_Short task_
Search the data below for the string "JSON". Extract every line that contains it.

_Record extracts_
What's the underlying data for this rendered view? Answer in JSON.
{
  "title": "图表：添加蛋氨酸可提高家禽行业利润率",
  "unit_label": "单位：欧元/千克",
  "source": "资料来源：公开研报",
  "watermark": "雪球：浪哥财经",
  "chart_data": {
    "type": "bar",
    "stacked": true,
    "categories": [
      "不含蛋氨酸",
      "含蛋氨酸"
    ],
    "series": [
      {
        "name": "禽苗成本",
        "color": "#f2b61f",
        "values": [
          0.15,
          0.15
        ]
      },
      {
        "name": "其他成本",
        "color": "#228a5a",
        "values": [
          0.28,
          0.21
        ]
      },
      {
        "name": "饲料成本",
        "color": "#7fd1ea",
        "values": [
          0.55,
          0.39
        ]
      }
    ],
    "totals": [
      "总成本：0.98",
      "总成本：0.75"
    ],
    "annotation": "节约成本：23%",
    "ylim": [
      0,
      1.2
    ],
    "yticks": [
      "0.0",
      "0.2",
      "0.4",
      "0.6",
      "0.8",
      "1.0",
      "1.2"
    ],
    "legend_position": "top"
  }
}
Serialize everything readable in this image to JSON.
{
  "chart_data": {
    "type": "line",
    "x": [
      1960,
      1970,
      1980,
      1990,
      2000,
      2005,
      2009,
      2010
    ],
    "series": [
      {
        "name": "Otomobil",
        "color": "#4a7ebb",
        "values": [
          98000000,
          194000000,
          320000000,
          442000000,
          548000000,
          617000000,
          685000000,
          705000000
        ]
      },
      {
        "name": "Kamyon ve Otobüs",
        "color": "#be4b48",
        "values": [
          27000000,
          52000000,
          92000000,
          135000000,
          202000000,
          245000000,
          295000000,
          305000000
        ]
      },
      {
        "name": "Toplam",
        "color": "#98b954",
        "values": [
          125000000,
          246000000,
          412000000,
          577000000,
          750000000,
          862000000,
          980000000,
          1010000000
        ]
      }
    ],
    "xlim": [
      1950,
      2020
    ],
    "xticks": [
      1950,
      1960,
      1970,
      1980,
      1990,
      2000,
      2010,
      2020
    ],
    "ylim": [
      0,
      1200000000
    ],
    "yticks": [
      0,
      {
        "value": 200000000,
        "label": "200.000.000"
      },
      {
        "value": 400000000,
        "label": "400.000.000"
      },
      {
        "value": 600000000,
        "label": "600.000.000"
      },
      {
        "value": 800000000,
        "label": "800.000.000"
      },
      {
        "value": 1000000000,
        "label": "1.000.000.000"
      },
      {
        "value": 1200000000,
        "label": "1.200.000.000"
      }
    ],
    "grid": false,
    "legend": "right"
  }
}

_Response below_
What's the underlying data for this rendered view? Answer in JSON.
Serialize everything readable in this image to JSON.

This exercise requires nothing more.